STORED ROWS:
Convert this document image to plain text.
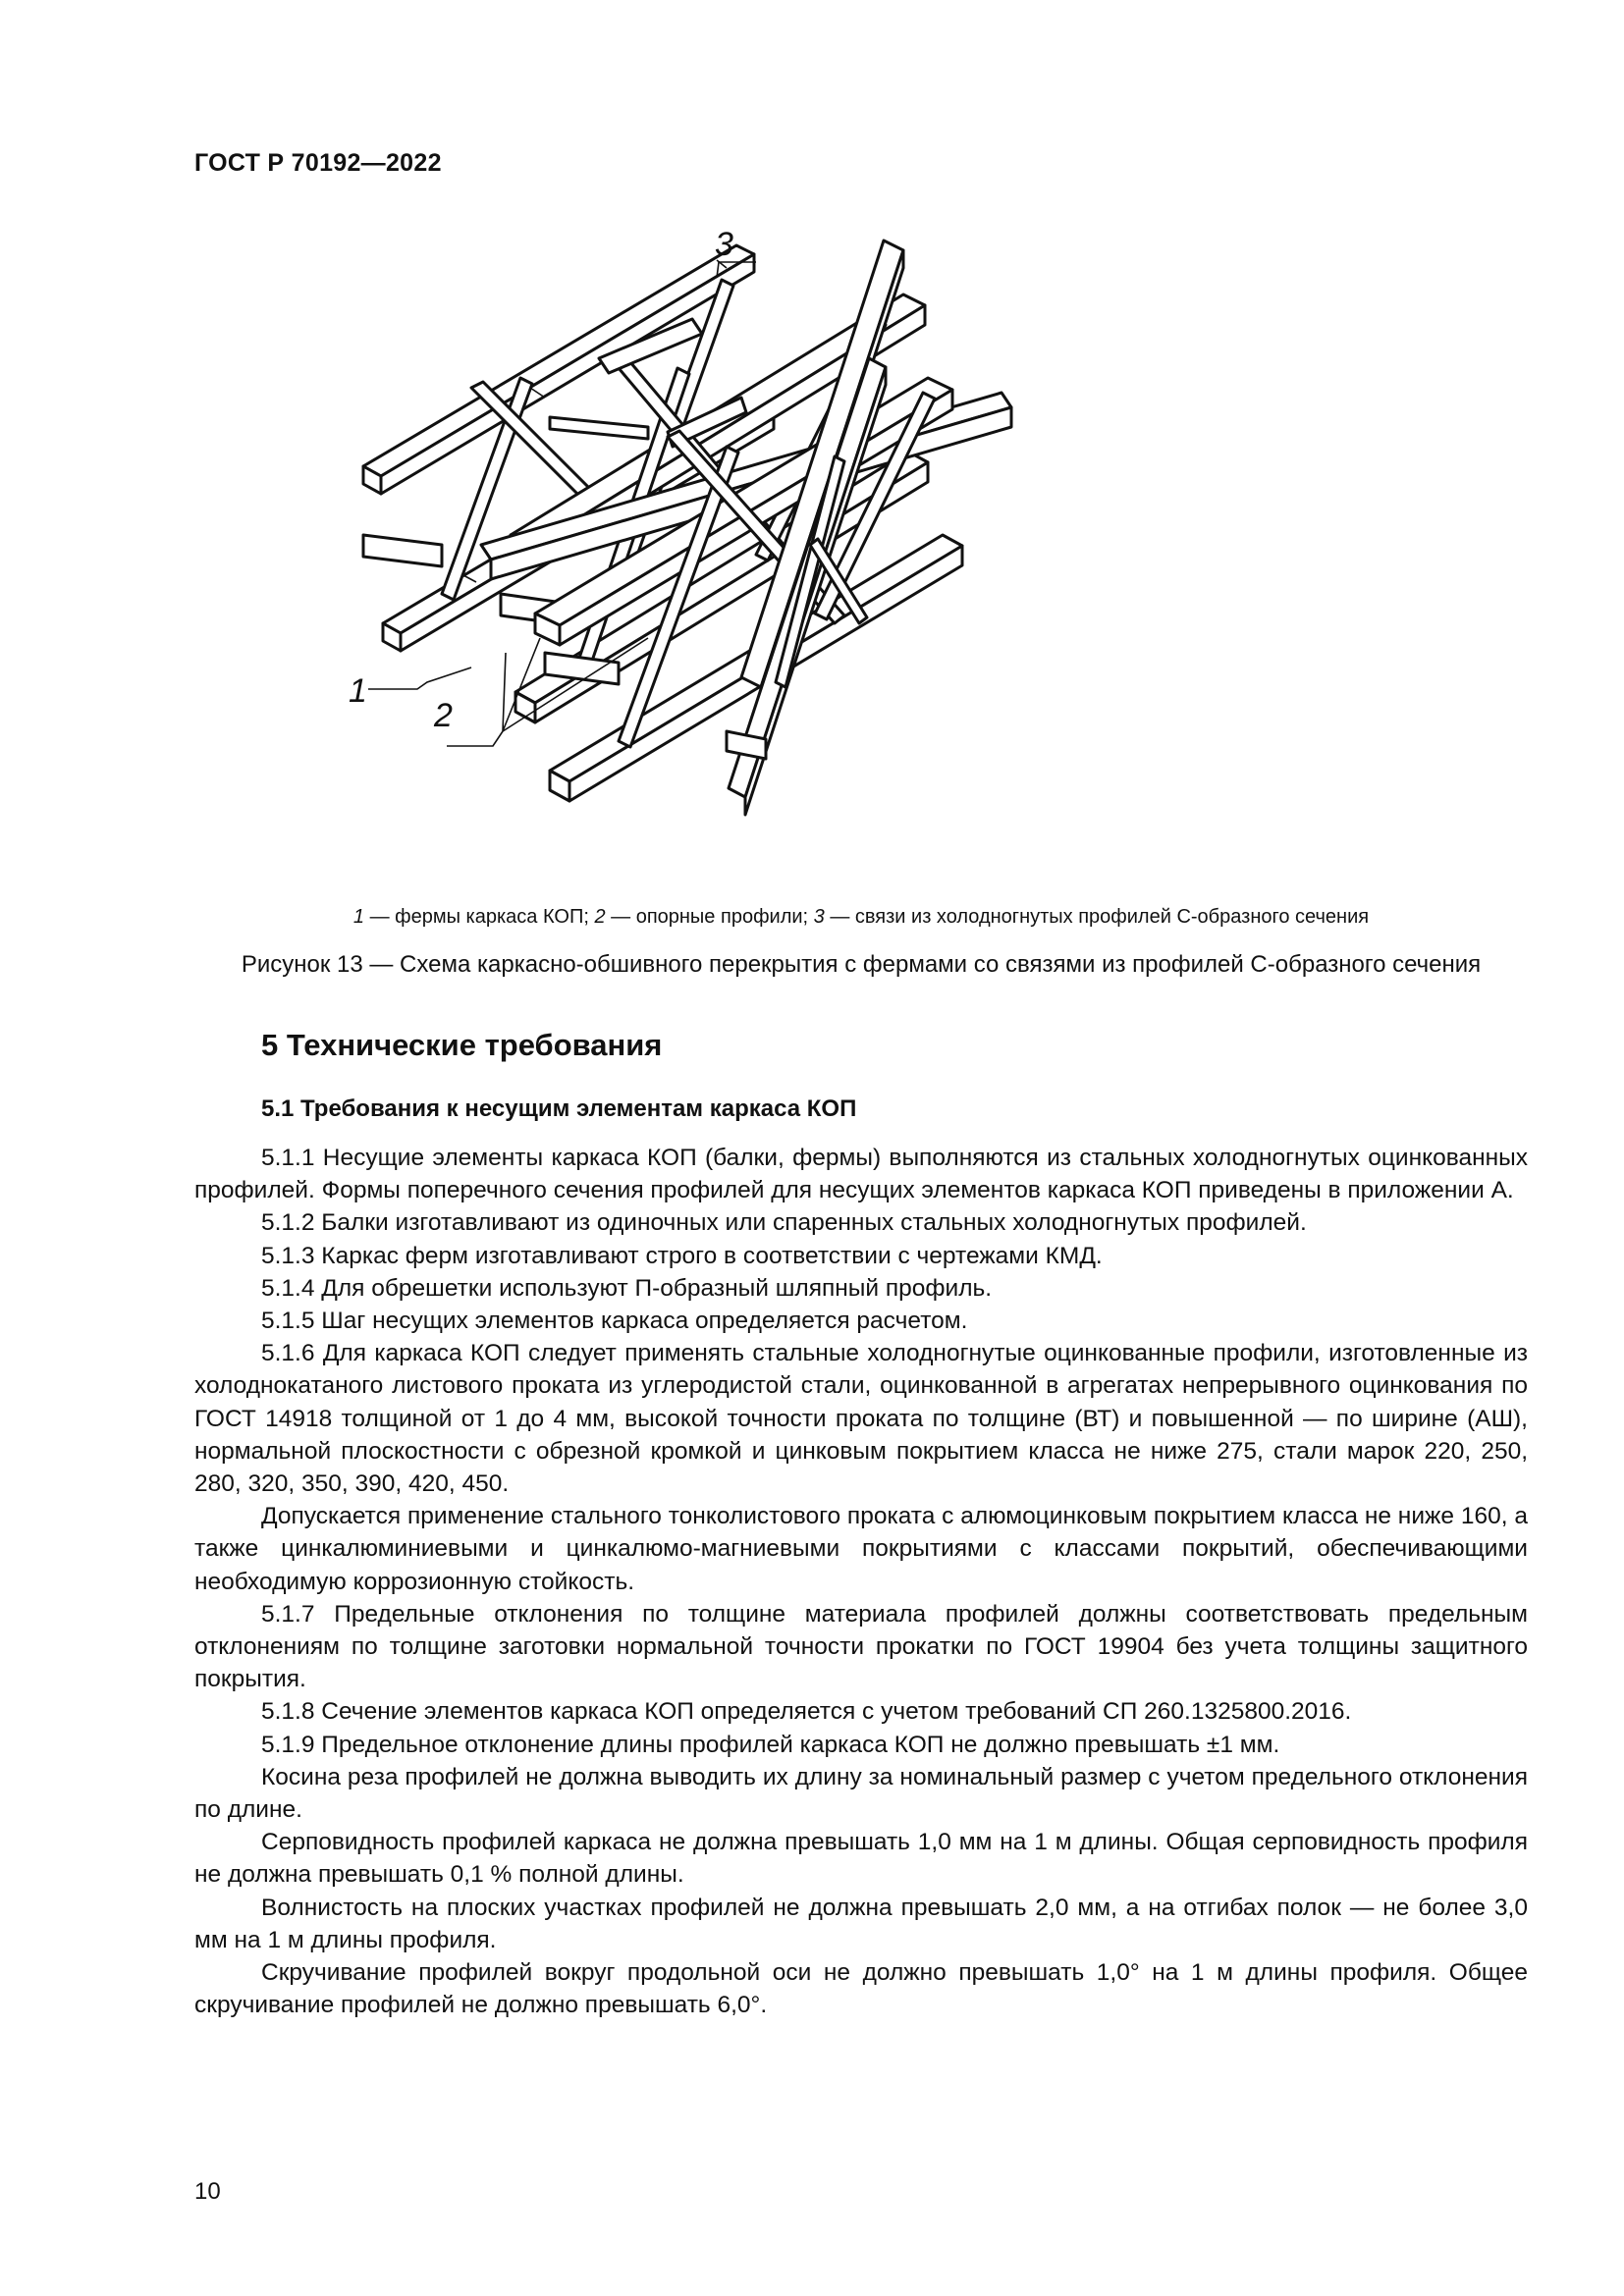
ГОСТ Р 70192—2022
1
2
3
1 — фермы каркаса КОП; 2 — опорные профили; 3 — связи из холодногнутых профилей С-образного сечения
Рисунок 13 — Схема каркасно-обшивного перекрытия с фермами со связями из профилей С-образного сечения
5 Технические требования
5.1 Требования к несущим элементам каркаса КОП

5.1.1 Несущие элементы каркаса КОП (балки, фермы) выполняются из стальных холодногнутых оцинкованных профилей. Формы поперечного сечения профилей для несущих элементов каркаса КОП приведены в приложении А.

5.1.2 Балки изготавливают из одиночных или спаренных стальных холодногнутых профилей.

5.1.3 Каркас ферм изготавливают строго в соответствии с чертежами КМД.

5.1.4 Для обрешетки используют П-образный шляпный профиль.

5.1.5 Шаг несущих элементов каркаса определяется расчетом.

5.1.6 Для каркаса КОП следует применять стальные холодногнутые оцинкованные профили, изготовленные из холоднокатаного листового проката из углеродистой стали, оцинкованной в агрегатах непрерывного оцинкования по ГОСТ 14918 толщиной от 1 до 4 мм, высокой точности проката по толщине (ВТ) и повышенной — по ширине (АШ), нормальной плоскостности с обрезной кромкой и цинковым покрытием класса не ниже 275, стали марок 220, 250, 280, 320, 350, 390, 420, 450.

Допускается применение стального тонколистового проката с алюмоцинковым покрытием класса не ниже 160, а также цинкалюминиевыми и цинкалюмо-магниевыми покрытиями с классами покрытий, обеспечивающими необходимую коррозионную стойкость.

5.1.7 Предельные отклонения по толщине материала профилей должны соответствовать предельным отклонениям по толщине заготовки нормальной точности прокатки по ГОСТ 19904 без учета толщины защитного покрытия.

5.1.8 Сечение элементов каркаса КОП определяется с учетом требований СП 260.1325800.2016.

5.1.9 Предельное отклонение длины профилей каркаса КОП не должно превышать ±1 мм.

Косина реза профилей не должна выводить их длину за номинальный размер с учетом предельного отклонения по длине.

Серповидность профилей каркаса не должна превышать 1,0 мм на 1 м длины. Общая серповидность профиля не должна превышать 0,1 % полной длины.

Волнистость на плоских участках профилей не должна превышать 2,0 мм, а на отгибах полок — не более 3,0 мм на 1 м длины профиля.

Скручивание профилей вокруг продольной оси не должно превышать 1,0° на 1 м длины профиля. Общее скручивание профилей не должно превышать 6,0°.

10
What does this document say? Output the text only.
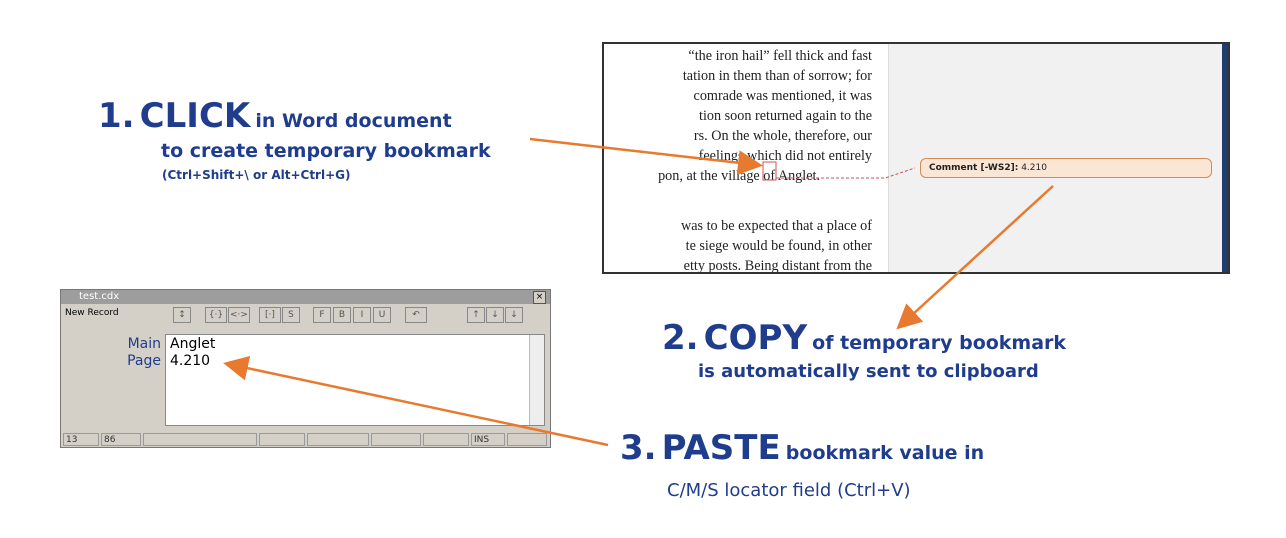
1. CLICK in Word document
to create temporary bookmark
(Ctrl+Shift+\ or Alt+Ctrl+G)
“the iron hail” fell thick and fast
tation in them than of sorrow; for
comrade was mentioned, it was
tion soon returned again to the
rs. On the whole, therefore, our
feelings which did not entirely
pon, at the village of Anglet.
was to be expected that a place of
te siege would be found, in other
etty posts. Being distant from the
Comment [-WS2]: 4.210
2. COPY of temporary bookmark
is automatically sent to clipboard
3. PASTE bookmark value in
C/M/S locator field (Ctrl+V)
test.cdx	×
New Record	↕	{·} <·>	[·]	S	F	B	I	U	↶	↑	↓	↓
Main
Page
Anglet
4.210
13	86	INS
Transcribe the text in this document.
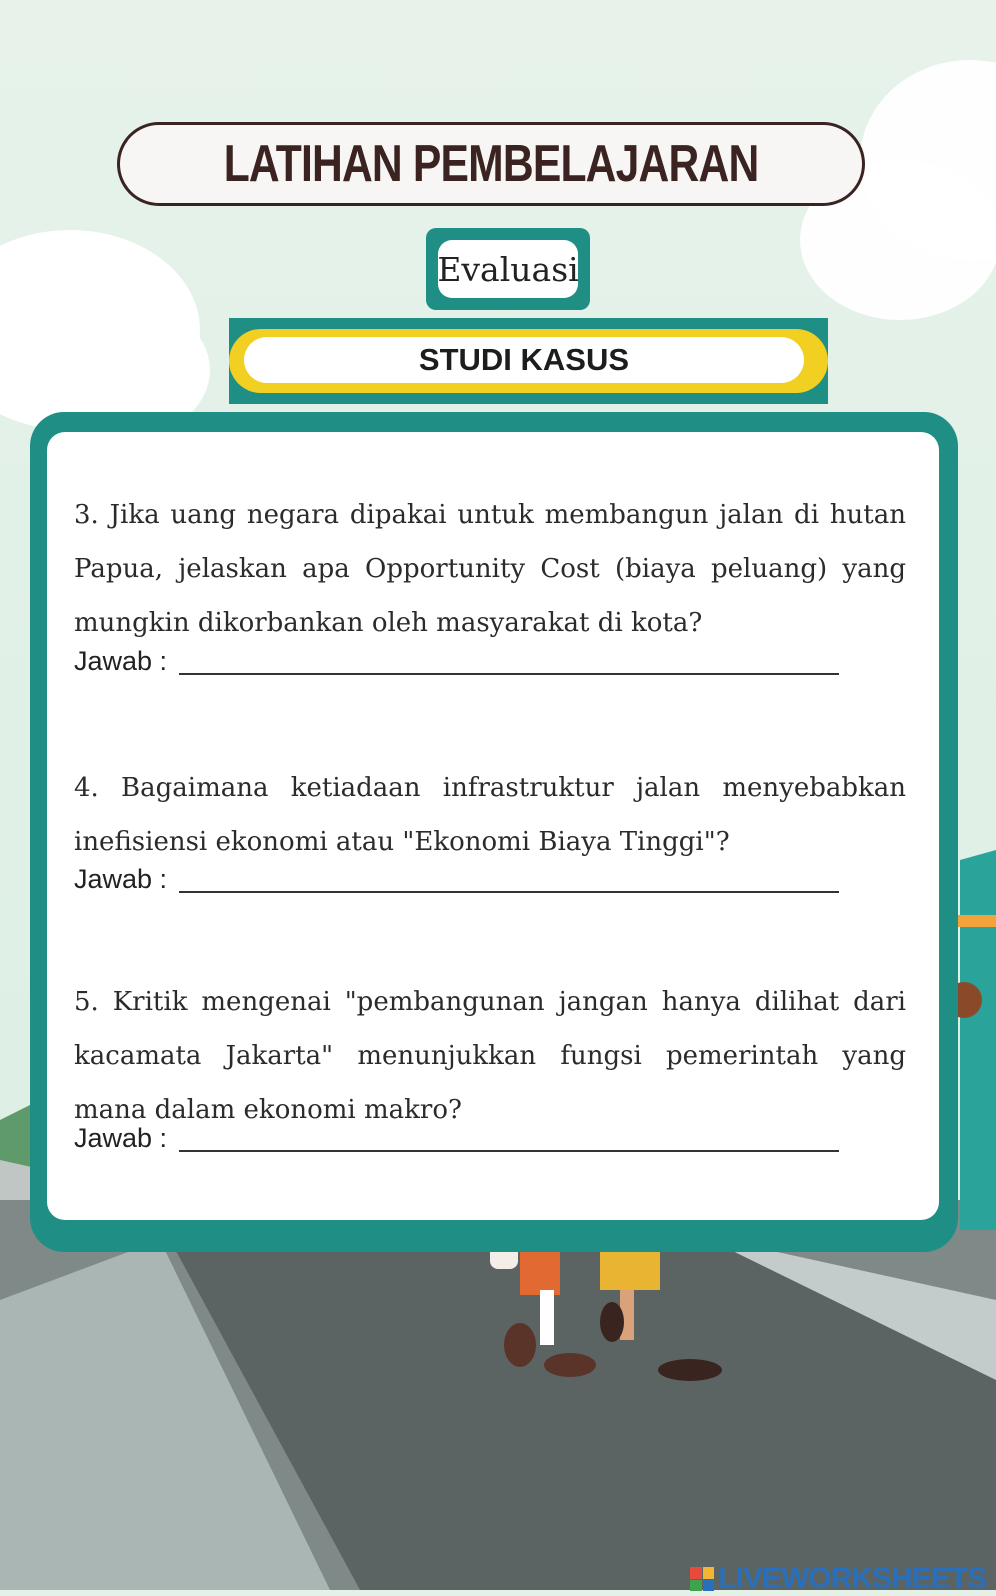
LATIHAN PEMBELAJARAN
Evaluasi
STUDI KASUS

3. Jika uang negara dipakai untuk membangun jalan di hutan Papua, jelaskan apa Opportunity Cost (biaya peluang) yang mungkin dikorbankan oleh masyarakat di kota?

Jawab :

4. Bagaimana ketiadaan infrastruktur jalan menyebabkan inefisiensi ekonomi atau "Ekonomi Biaya Tinggi"?

Jawab :

5. Kritik mengenai "pembangunan jangan hanya dilihat dari kacamata Jakarta" menunjukkan fungsi pemerintah yang mana dalam ekonomi makro?

Jawab :
LIVEWORKSHEETS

TASK INSTRUCTIONS:
The word "ГОСТ" may turn up on some lines of these records; say how many, with no other words.

SOLVED PROBLEM:
3